DIRECTIVE >> Print the whole listing exactly.

SUPPLIED RECORDS >>

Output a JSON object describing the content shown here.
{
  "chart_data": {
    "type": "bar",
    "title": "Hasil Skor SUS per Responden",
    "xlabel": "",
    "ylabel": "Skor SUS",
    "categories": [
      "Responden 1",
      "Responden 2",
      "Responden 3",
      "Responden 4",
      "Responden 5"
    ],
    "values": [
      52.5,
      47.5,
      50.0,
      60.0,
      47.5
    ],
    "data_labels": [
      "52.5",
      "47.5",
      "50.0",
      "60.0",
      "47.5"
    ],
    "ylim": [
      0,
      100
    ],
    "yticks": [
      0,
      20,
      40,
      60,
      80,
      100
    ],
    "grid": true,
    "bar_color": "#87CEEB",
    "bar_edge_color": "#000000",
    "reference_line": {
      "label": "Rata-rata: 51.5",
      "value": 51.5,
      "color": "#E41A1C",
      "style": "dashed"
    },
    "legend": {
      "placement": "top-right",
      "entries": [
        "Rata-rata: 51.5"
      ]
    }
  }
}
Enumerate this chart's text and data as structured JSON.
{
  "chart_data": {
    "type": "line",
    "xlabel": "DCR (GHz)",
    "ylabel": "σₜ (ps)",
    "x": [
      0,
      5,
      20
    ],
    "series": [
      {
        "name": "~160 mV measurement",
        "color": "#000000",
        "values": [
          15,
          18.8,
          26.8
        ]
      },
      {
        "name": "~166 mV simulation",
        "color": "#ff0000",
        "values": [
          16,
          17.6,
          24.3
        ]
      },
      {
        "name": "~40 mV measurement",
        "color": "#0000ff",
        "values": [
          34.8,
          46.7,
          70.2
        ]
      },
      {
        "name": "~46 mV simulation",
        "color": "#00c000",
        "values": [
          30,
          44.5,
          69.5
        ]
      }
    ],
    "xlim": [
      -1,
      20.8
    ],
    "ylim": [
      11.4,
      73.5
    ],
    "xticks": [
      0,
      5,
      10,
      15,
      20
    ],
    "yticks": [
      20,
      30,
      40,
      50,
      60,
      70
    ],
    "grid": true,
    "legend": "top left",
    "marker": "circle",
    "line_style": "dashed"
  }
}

OUTPUT FOR THIS EXERCISE >>
Output a JSON object describing the content shown here.
{
  "chart_data": {
    "type": "bar",
    "title": "Hasil Skor SUS per Responden",
    "xlabel": "",
    "ylabel": "Skor SUS",
    "categories": [
      "Responden 1",
      "Responden 2",
      "Responden 3",
      "Responden 4",
      "Responden 5"
    ],
    "values": [
      52.5,
      47.5,
      50.0,
      60.0,
      47.5
    ],
    "data_labels": [
      "52.5",
      "47.5",
      "50.0",
      "60.0",
      "47.5"
    ],
    "ylim": [
      0,
      100
    ],
    "yticks": [
      0,
      20,
      40,
      60,
      80,
      100
    ],
    "grid": true,
    "bar_color": "#87CEEB",
    "bar_edge_color": "#000000",
    "reference_line": {
      "label": "Rata-rata: 51.5",
      "value": 51.5,
      "color": "#E41A1C",
      "style": "dashed"
    },
    "legend": {
      "placement": "top-right",
      "entries": [
        "Rata-rata: 51.5"
      ]
    }
  }
}
Enumerate this chart's text and data as structured JSON.
{
  "chart_data": {
    "type": "line",
    "xlabel": "DCR (GHz)",
    "ylabel": "σₜ (ps)",
    "x": [
      0,
      5,
      20
    ],
    "series": [
      {
        "name": "~160 mV measurement",
        "color": "#000000",
        "values": [
          15,
          18.8,
          26.8
        ]
      },
      {
        "name": "~166 mV simulation",
        "color": "#ff0000",
        "values": [
          16,
          17.6,
          24.3
        ]
      },
      {
        "name": "~40 mV measurement",
        "color": "#0000ff",
        "values": [
          34.8,
          46.7,
          70.2
        ]
      },
      {
        "name": "~46 mV simulation",
        "color": "#00c000",
        "values": [
          30,
          44.5,
          69.5
        ]
      }
    ],
    "xlim": [
      -1,
      20.8
    ],
    "ylim": [
      11.4,
      73.5
    ],
    "xticks": [
      0,
      5,
      10,
      15,
      20
    ],
    "yticks": [
      20,
      30,
      40,
      50,
      60,
      70
    ],
    "grid": true,
    "legend": "top left",
    "marker": "circle",
    "line_style": "dashed"
  }
}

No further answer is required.